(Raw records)
— start —

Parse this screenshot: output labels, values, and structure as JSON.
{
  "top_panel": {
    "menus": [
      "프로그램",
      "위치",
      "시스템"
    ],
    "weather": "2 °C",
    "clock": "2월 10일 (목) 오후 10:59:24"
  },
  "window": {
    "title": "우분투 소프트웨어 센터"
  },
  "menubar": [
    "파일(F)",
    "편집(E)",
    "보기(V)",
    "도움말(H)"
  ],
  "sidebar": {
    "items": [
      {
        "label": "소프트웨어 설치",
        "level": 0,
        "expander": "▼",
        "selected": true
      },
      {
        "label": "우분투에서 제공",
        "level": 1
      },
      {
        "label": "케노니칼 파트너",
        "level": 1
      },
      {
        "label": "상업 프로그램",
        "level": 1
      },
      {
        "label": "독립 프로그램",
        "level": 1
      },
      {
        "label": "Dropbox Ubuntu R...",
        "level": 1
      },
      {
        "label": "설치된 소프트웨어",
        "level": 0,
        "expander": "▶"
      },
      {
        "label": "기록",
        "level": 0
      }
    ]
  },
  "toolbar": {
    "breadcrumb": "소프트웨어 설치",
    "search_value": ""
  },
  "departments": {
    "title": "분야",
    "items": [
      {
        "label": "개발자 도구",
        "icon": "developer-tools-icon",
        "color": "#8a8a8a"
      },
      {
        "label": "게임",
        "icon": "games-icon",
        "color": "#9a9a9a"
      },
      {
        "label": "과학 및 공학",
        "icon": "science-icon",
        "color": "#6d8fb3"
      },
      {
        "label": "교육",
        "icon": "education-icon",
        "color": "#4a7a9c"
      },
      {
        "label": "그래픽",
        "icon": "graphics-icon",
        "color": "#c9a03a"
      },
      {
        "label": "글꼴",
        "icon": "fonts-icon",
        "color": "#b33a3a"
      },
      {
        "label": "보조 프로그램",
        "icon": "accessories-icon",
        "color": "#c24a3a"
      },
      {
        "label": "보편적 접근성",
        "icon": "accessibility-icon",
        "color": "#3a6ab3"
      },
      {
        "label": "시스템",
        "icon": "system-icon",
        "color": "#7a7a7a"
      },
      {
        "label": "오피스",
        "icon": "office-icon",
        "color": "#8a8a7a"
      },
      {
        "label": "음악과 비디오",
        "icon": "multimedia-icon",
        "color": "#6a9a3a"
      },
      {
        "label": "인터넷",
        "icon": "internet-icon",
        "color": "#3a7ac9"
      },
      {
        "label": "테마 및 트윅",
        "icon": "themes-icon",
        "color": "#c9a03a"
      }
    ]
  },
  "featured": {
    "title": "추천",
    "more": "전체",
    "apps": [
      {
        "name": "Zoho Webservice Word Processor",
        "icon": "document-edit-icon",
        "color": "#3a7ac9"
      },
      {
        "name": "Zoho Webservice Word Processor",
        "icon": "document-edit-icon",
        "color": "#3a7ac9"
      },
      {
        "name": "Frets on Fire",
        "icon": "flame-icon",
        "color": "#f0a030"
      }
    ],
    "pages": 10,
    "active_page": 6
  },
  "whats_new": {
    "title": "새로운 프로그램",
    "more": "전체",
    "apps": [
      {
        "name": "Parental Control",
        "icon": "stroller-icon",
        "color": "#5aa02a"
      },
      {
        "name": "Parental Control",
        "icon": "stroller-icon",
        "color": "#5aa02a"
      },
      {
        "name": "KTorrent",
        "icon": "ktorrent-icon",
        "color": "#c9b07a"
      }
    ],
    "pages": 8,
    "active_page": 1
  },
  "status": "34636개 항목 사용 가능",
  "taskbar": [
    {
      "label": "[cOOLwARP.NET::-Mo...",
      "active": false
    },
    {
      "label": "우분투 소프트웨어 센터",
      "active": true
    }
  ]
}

— end —

Extract the full set of entries word for word.

The answer -
Parse this screenshot: output labels, values, and structure as JSON.
{
  "top_panel": {
    "menus": [
      "프로그램",
      "위치",
      "시스템"
    ],
    "weather": "2 °C",
    "clock": "2월 10일 (목) 오후 10:59:24"
  },
  "window": {
    "title": "우분투 소프트웨어 센터"
  },
  "menubar": [
    "파일(F)",
    "편집(E)",
    "보기(V)",
    "도움말(H)"
  ],
  "sidebar": {
    "items": [
      {
        "label": "소프트웨어 설치",
        "level": 0,
        "expander": "▼",
        "selected": true
      },
      {
        "label": "우분투에서 제공",
        "level": 1
      },
      {
        "label": "케노니칼 파트너",
        "level": 1
      },
      {
        "label": "상업 프로그램",
        "level": 1
      },
      {
        "label": "독립 프로그램",
        "level": 1
      },
      {
        "label": "Dropbox Ubuntu R...",
        "level": 1
      },
      {
        "label": "설치된 소프트웨어",
        "level": 0,
        "expander": "▶"
      },
      {
        "label": "기록",
        "level": 0
      }
    ]
  },
  "toolbar": {
    "breadcrumb": "소프트웨어 설치",
    "search_value": ""
  },
  "departments": {
    "title": "분야",
    "items": [
      {
        "label": "개발자 도구",
        "icon": "developer-tools-icon",
        "color": "#8a8a8a"
      },
      {
        "label": "게임",
        "icon": "games-icon",
        "color": "#9a9a9a"
      },
      {
        "label": "과학 및 공학",
        "icon": "science-icon",
        "color": "#6d8fb3"
      },
      {
        "label": "교육",
        "icon": "education-icon",
        "color": "#4a7a9c"
      },
      {
        "label": "그래픽",
        "icon": "graphics-icon",
        "color": "#c9a03a"
      },
      {
        "label": "글꼴",
        "icon": "fonts-icon",
        "color": "#b33a3a"
      },
      {
        "label": "보조 프로그램",
        "icon": "accessories-icon",
        "color": "#c24a3a"
      },
      {
        "label": "보편적 접근성",
        "icon": "accessibility-icon",
        "color": "#3a6ab3"
      },
      {
        "label": "시스템",
        "icon": "system-icon",
        "color": "#7a7a7a"
      },
      {
        "label": "오피스",
        "icon": "office-icon",
        "color": "#8a8a7a"
      },
      {
        "label": "음악과 비디오",
        "icon": "multimedia-icon",
        "color": "#6a9a3a"
      },
      {
        "label": "인터넷",
        "icon": "internet-icon",
        "color": "#3a7ac9"
      },
      {
        "label": "테마 및 트윅",
        "icon": "themes-icon",
        "color": "#c9a03a"
      }
    ]
  },
  "featured": {
    "title": "추천",
    "more": "전체",
    "apps": [
      {
        "name": "Zoho Webservice Word Processor",
        "icon": "document-edit-icon",
        "color": "#3a7ac9"
      },
      {
        "name": "Zoho Webservice Word Processor",
        "icon": "document-edit-icon",
        "color": "#3a7ac9"
      },
      {
        "name": "Frets on Fire",
        "icon": "flame-icon",
        "color": "#f0a030"
      }
    ],
    "pages": 10,
    "active_page": 6
  },
  "whats_new": {
    "title": "새로운 프로그램",
    "more": "전체",
    "apps": [
      {
        "name": "Parental Control",
        "icon": "stroller-icon",
        "color": "#5aa02a"
      },
      {
        "name": "Parental Control",
        "icon": "stroller-icon",
        "color": "#5aa02a"
      },
      {
        "name": "KTorrent",
        "icon": "ktorrent-icon",
        "color": "#c9b07a"
      }
    ],
    "pages": 8,
    "active_page": 1
  },
  "status": "34636개 항목 사용 가능",
  "taskbar": [
    {
      "label": "[cOOLwARP.NET::-Mo...",
      "active": false
    },
    {
      "label": "우분투 소프트웨어 센터",
      "active": true
    }
  ]
}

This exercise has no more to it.